## What you have to do:
Find the lines with "Magnitude" in them and copy them out.

Data records:
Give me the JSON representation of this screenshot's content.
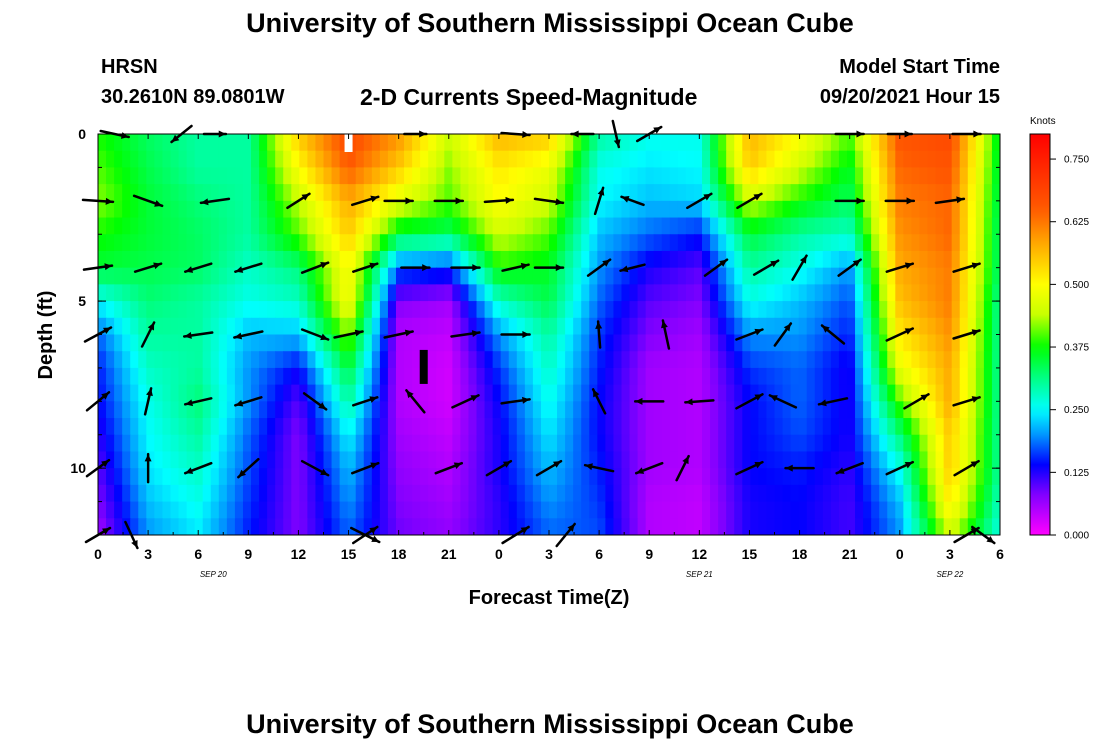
{
  "header": {
    "title_top": "University of Southern Mississippi Ocean Cube",
    "station": "HRSN",
    "coords": "30.2610N  89.0801W",
    "subtitle": "2-D Currents Speed-Magnitude",
    "model_start_label": "Model Start Time",
    "model_start_value": "09/20/2021 Hour 15"
  },
  "footer": {
    "title_bottom": "University of Southern Mississippi Ocean Cube"
  },
  "chart_data": {
    "type": "heatmap",
    "title": "2-D Currents Speed-Magnitude",
    "xlabel": "Forecast Time(Z)",
    "ylabel": "Depth (ft)",
    "colorbar_label": "Knots",
    "x_ticks": [
      "0",
      "3",
      "6",
      "9",
      "12",
      "15",
      "18",
      "21",
      "0",
      "3",
      "6",
      "9",
      "12",
      "15",
      "18",
      "21",
      "0",
      "3",
      "6"
    ],
    "date_labels": [
      {
        "text": "SEP 20",
        "tick_index": 2.3
      },
      {
        "text": "SEP 21",
        "tick_index": 12.0
      },
      {
        "text": "SEP 22",
        "tick_index": 17.0
      }
    ],
    "xlim": [
      0,
      54
    ],
    "ylim": [
      12,
      0
    ],
    "y_ticks": [
      "0",
      "5",
      "10"
    ],
    "y_tick_values": [
      0,
      5,
      10
    ],
    "colorbar_ticks": [
      "0.000",
      "0.125",
      "0.250",
      "0.375",
      "0.500",
      "0.625",
      "0.750"
    ],
    "colorbar_values": [
      0,
      0.125,
      0.25,
      0.375,
      0.5,
      0.625,
      0.75
    ],
    "colorbar_range": [
      0,
      0.8
    ],
    "depths": [
      0,
      1,
      2,
      3,
      4,
      5,
      6,
      7,
      8,
      9,
      10,
      11,
      12
    ],
    "hours": [
      0,
      3,
      6,
      9,
      12,
      15,
      18,
      21,
      24,
      27,
      30,
      33,
      36,
      39,
      42,
      45,
      48,
      51,
      54
    ],
    "speed": [
      [
        0.38,
        0.33,
        0.3,
        0.3,
        0.55,
        0.68,
        0.6,
        0.45,
        0.57,
        0.55,
        0.3,
        0.26,
        0.26,
        0.57,
        0.5,
        0.4,
        0.66,
        0.68,
        0.35
      ],
      [
        0.4,
        0.34,
        0.3,
        0.3,
        0.5,
        0.65,
        0.55,
        0.42,
        0.52,
        0.48,
        0.26,
        0.24,
        0.25,
        0.55,
        0.45,
        0.36,
        0.64,
        0.66,
        0.34
      ],
      [
        0.42,
        0.35,
        0.32,
        0.3,
        0.44,
        0.58,
        0.47,
        0.4,
        0.5,
        0.45,
        0.25,
        0.22,
        0.23,
        0.45,
        0.38,
        0.33,
        0.62,
        0.64,
        0.33
      ],
      [
        0.38,
        0.35,
        0.33,
        0.3,
        0.4,
        0.55,
        0.35,
        0.33,
        0.45,
        0.4,
        0.22,
        0.18,
        0.15,
        0.35,
        0.3,
        0.28,
        0.6,
        0.64,
        0.32
      ],
      [
        0.35,
        0.34,
        0.33,
        0.28,
        0.32,
        0.5,
        0.18,
        0.16,
        0.38,
        0.36,
        0.2,
        0.13,
        0.1,
        0.3,
        0.26,
        0.2,
        0.58,
        0.62,
        0.32
      ],
      [
        0.25,
        0.32,
        0.3,
        0.26,
        0.28,
        0.5,
        0.08,
        0.06,
        0.28,
        0.34,
        0.18,
        0.1,
        0.08,
        0.26,
        0.22,
        0.17,
        0.56,
        0.62,
        0.3
      ],
      [
        0.18,
        0.3,
        0.3,
        0.22,
        0.22,
        0.42,
        0.05,
        0.04,
        0.2,
        0.3,
        0.16,
        0.08,
        0.06,
        0.2,
        0.2,
        0.15,
        0.52,
        0.6,
        0.3
      ],
      [
        0.15,
        0.28,
        0.3,
        0.2,
        0.14,
        0.35,
        0.05,
        0.03,
        0.16,
        0.28,
        0.15,
        0.06,
        0.05,
        0.16,
        0.18,
        0.13,
        0.48,
        0.58,
        0.3
      ],
      [
        0.14,
        0.26,
        0.32,
        0.2,
        0.1,
        0.3,
        0.05,
        0.03,
        0.14,
        0.26,
        0.14,
        0.06,
        0.05,
        0.14,
        0.18,
        0.13,
        0.4,
        0.58,
        0.3
      ],
      [
        0.12,
        0.25,
        0.3,
        0.18,
        0.08,
        0.25,
        0.06,
        0.04,
        0.13,
        0.24,
        0.14,
        0.06,
        0.05,
        0.14,
        0.17,
        0.13,
        0.32,
        0.55,
        0.3
      ],
      [
        0.1,
        0.24,
        0.28,
        0.17,
        0.08,
        0.22,
        0.07,
        0.05,
        0.13,
        0.22,
        0.15,
        0.06,
        0.05,
        0.14,
        0.15,
        0.12,
        0.26,
        0.55,
        0.3
      ],
      [
        0.08,
        0.22,
        0.26,
        0.16,
        0.08,
        0.2,
        0.08,
        0.06,
        0.12,
        0.2,
        0.16,
        0.05,
        0.04,
        0.13,
        0.14,
        0.11,
        0.22,
        0.52,
        0.28
      ],
      [
        0.06,
        0.2,
        0.24,
        0.15,
        0.08,
        0.18,
        0.09,
        0.07,
        0.12,
        0.18,
        0.17,
        0.05,
        0.04,
        0.13,
        0.14,
        0.11,
        0.2,
        0.45,
        0.26
      ]
    ],
    "vector_hours": [
      0,
      4.5,
      9,
      13.5,
      18,
      22.5,
      27,
      31.5,
      36,
      40.5,
      45,
      49.5,
      54
    ],
    "vector_depths": [
      0,
      2,
      4,
      6,
      8,
      10,
      12
    ],
    "vectors": [
      [
        {
          "t": 1,
          "d": 0,
          "dx": 28,
          "dy": 6
        },
        {
          "t": 5,
          "d": 0,
          "dx": -20,
          "dy": 16
        },
        {
          "t": 7,
          "d": 0,
          "dx": 22,
          "dy": 0
        },
        {
          "t": 15,
          "d": 0,
          "dx": 0,
          "dy": 0
        },
        {
          "t": 19,
          "d": 0,
          "dx": 22,
          "dy": 0
        },
        {
          "t": 25,
          "d": 0,
          "dx": 28,
          "dy": 2
        },
        {
          "t": 29,
          "d": 0,
          "dx": -22,
          "dy": 0
        },
        {
          "t": 31,
          "d": 0,
          "dx": 6,
          "dy": 26
        },
        {
          "t": 33,
          "d": 0,
          "dx": 24,
          "dy": -14
        },
        {
          "t": 45,
          "d": 0,
          "dx": 28,
          "dy": 0
        },
        {
          "t": 48,
          "d": 0,
          "dx": 24,
          "dy": 0
        },
        {
          "t": 52,
          "d": 0,
          "dx": 28,
          "dy": 0
        }
      ],
      [
        {
          "t": 0,
          "d": 2,
          "dx": 30,
          "dy": 2
        },
        {
          "t": 3,
          "d": 2,
          "dx": 28,
          "dy": 10
        },
        {
          "t": 7,
          "d": 2,
          "dx": -28,
          "dy": 4
        },
        {
          "t": 12,
          "d": 2,
          "dx": 22,
          "dy": -14
        },
        {
          "t": 16,
          "d": 2,
          "dx": 26,
          "dy": -8
        },
        {
          "t": 18,
          "d": 2,
          "dx": 28,
          "dy": 0
        },
        {
          "t": 21,
          "d": 2,
          "dx": 28,
          "dy": 0
        },
        {
          "t": 24,
          "d": 2,
          "dx": 28,
          "dy": -2
        },
        {
          "t": 27,
          "d": 2,
          "dx": 28,
          "dy": 4
        },
        {
          "t": 30,
          "d": 2,
          "dx": 8,
          "dy": -26
        },
        {
          "t": 32,
          "d": 2,
          "dx": -22,
          "dy": -8
        },
        {
          "t": 36,
          "d": 2,
          "dx": 24,
          "dy": -14
        },
        {
          "t": 39,
          "d": 2,
          "dx": 24,
          "dy": -14
        },
        {
          "t": 45,
          "d": 2,
          "dx": 28,
          "dy": 0
        },
        {
          "t": 48,
          "d": 2,
          "dx": 28,
          "dy": 0
        },
        {
          "t": 51,
          "d": 2,
          "dx": 28,
          "dy": -4
        }
      ],
      [
        {
          "t": 0,
          "d": 4,
          "dx": 28,
          "dy": -4
        },
        {
          "t": 3,
          "d": 4,
          "dx": 26,
          "dy": -8
        },
        {
          "t": 6,
          "d": 4,
          "dx": -26,
          "dy": 8
        },
        {
          "t": 9,
          "d": 4,
          "dx": -26,
          "dy": 8
        },
        {
          "t": 13,
          "d": 4,
          "dx": 26,
          "dy": -10
        },
        {
          "t": 16,
          "d": 4,
          "dx": 24,
          "dy": -8
        },
        {
          "t": 19,
          "d": 4,
          "dx": 28,
          "dy": 0
        },
        {
          "t": 22,
          "d": 4,
          "dx": 28,
          "dy": 0
        },
        {
          "t": 25,
          "d": 4,
          "dx": 26,
          "dy": -6
        },
        {
          "t": 27,
          "d": 4,
          "dx": 28,
          "dy": 0
        },
        {
          "t": 30,
          "d": 4,
          "dx": 22,
          "dy": -16
        },
        {
          "t": 32,
          "d": 4,
          "dx": -24,
          "dy": 6
        },
        {
          "t": 37,
          "d": 4,
          "dx": 22,
          "dy": -16
        },
        {
          "t": 40,
          "d": 4,
          "dx": 24,
          "dy": -14
        },
        {
          "t": 42,
          "d": 4,
          "dx": 14,
          "dy": -24
        },
        {
          "t": 45,
          "d": 4,
          "dx": 22,
          "dy": -16
        },
        {
          "t": 48,
          "d": 4,
          "dx": 26,
          "dy": -8
        },
        {
          "t": 52,
          "d": 4,
          "dx": 26,
          "dy": -8
        }
      ],
      [
        {
          "t": 0,
          "d": 6,
          "dx": 26,
          "dy": -14
        },
        {
          "t": 3,
          "d": 6,
          "dx": 12,
          "dy": -24
        },
        {
          "t": 6,
          "d": 6,
          "dx": -28,
          "dy": 4
        },
        {
          "t": 9,
          "d": 6,
          "dx": -28,
          "dy": 6
        },
        {
          "t": 13,
          "d": 6,
          "dx": 26,
          "dy": 10
        },
        {
          "t": 15,
          "d": 6,
          "dx": 28,
          "dy": -6
        },
        {
          "t": 18,
          "d": 6,
          "dx": 28,
          "dy": -6
        },
        {
          "t": 22,
          "d": 6,
          "dx": 28,
          "dy": -4
        },
        {
          "t": 25,
          "d": 6,
          "dx": 28,
          "dy": 0
        },
        {
          "t": 30,
          "d": 6,
          "dx": -2,
          "dy": -26
        },
        {
          "t": 34,
          "d": 6,
          "dx": -6,
          "dy": -28
        },
        {
          "t": 39,
          "d": 6,
          "dx": 26,
          "dy": -10
        },
        {
          "t": 41,
          "d": 6,
          "dx": 16,
          "dy": -22
        },
        {
          "t": 44,
          "d": 6,
          "dx": -22,
          "dy": -18
        },
        {
          "t": 48,
          "d": 6,
          "dx": 26,
          "dy": -12
        },
        {
          "t": 52,
          "d": 6,
          "dx": 26,
          "dy": -8
        }
      ],
      [
        {
          "t": 0,
          "d": 8,
          "dx": 22,
          "dy": -18
        },
        {
          "t": 3,
          "d": 8,
          "dx": 6,
          "dy": -26
        },
        {
          "t": 6,
          "d": 8,
          "dx": -26,
          "dy": 6
        },
        {
          "t": 9,
          "d": 8,
          "dx": -26,
          "dy": 8
        },
        {
          "t": 13,
          "d": 8,
          "dx": 22,
          "dy": 16
        },
        {
          "t": 16,
          "d": 8,
          "dx": 24,
          "dy": -8
        },
        {
          "t": 19,
          "d": 8,
          "dx": -18,
          "dy": -22
        },
        {
          "t": 22,
          "d": 8,
          "dx": 26,
          "dy": -12
        },
        {
          "t": 25,
          "d": 8,
          "dx": 28,
          "dy": -4
        },
        {
          "t": 30,
          "d": 8,
          "dx": -12,
          "dy": -24
        },
        {
          "t": 33,
          "d": 8,
          "dx": -28,
          "dy": 0
        },
        {
          "t": 36,
          "d": 8,
          "dx": -28,
          "dy": 2
        },
        {
          "t": 39,
          "d": 8,
          "dx": 26,
          "dy": -14
        },
        {
          "t": 41,
          "d": 8,
          "dx": -26,
          "dy": -12
        },
        {
          "t": 44,
          "d": 8,
          "dx": -28,
          "dy": 6
        },
        {
          "t": 49,
          "d": 8,
          "dx": 24,
          "dy": -14
        },
        {
          "t": 52,
          "d": 8,
          "dx": 26,
          "dy": -8
        }
      ],
      [
        {
          "t": 0,
          "d": 10,
          "dx": 22,
          "dy": -16
        },
        {
          "t": 3,
          "d": 10,
          "dx": 0,
          "dy": -28
        },
        {
          "t": 6,
          "d": 10,
          "dx": -26,
          "dy": 10
        },
        {
          "t": 9,
          "d": 10,
          "dx": -20,
          "dy": 18
        },
        {
          "t": 13,
          "d": 10,
          "dx": 26,
          "dy": 14
        },
        {
          "t": 16,
          "d": 10,
          "dx": 26,
          "dy": -10
        },
        {
          "t": 21,
          "d": 10,
          "dx": 26,
          "dy": -10
        },
        {
          "t": 24,
          "d": 10,
          "dx": 24,
          "dy": -14
        },
        {
          "t": 27,
          "d": 10,
          "dx": 24,
          "dy": -14
        },
        {
          "t": 30,
          "d": 10,
          "dx": -28,
          "dy": -6
        },
        {
          "t": 33,
          "d": 10,
          "dx": -26,
          "dy": 10
        },
        {
          "t": 35,
          "d": 10,
          "dx": 12,
          "dy": -24
        },
        {
          "t": 39,
          "d": 10,
          "dx": 26,
          "dy": -12
        },
        {
          "t": 42,
          "d": 10,
          "dx": -28,
          "dy": 0
        },
        {
          "t": 45,
          "d": 10,
          "dx": -26,
          "dy": 10
        },
        {
          "t": 48,
          "d": 10,
          "dx": 26,
          "dy": -12
        },
        {
          "t": 52,
          "d": 10,
          "dx": 24,
          "dy": -14
        }
      ],
      [
        {
          "t": 0,
          "d": 12,
          "dx": 24,
          "dy": -14
        },
        {
          "t": 2,
          "d": 12,
          "dx": 12,
          "dy": 26
        },
        {
          "t": 16,
          "d": 12,
          "dx": 24,
          "dy": -16
        },
        {
          "t": 16,
          "d": 12,
          "dx": 28,
          "dy": 14
        },
        {
          "t": 25,
          "d": 12,
          "dx": 26,
          "dy": -16
        },
        {
          "t": 28,
          "d": 12,
          "dx": 18,
          "dy": -22
        },
        {
          "t": 52,
          "d": 12,
          "dx": 24,
          "dy": -14
        },
        {
          "t": 53,
          "d": 12,
          "dx": 22,
          "dy": 16
        }
      ]
    ],
    "markers": [
      {
        "t": 15,
        "d": 0.15,
        "kind": "white-tick"
      },
      {
        "t": 19.5,
        "d": 7.0,
        "kind": "thick-bar"
      }
    ]
  }
}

## Correct output:
    "subtitle": "2-D Currents Speed-Magnitude",
    "title": "2-D Currents Speed-Magnitude",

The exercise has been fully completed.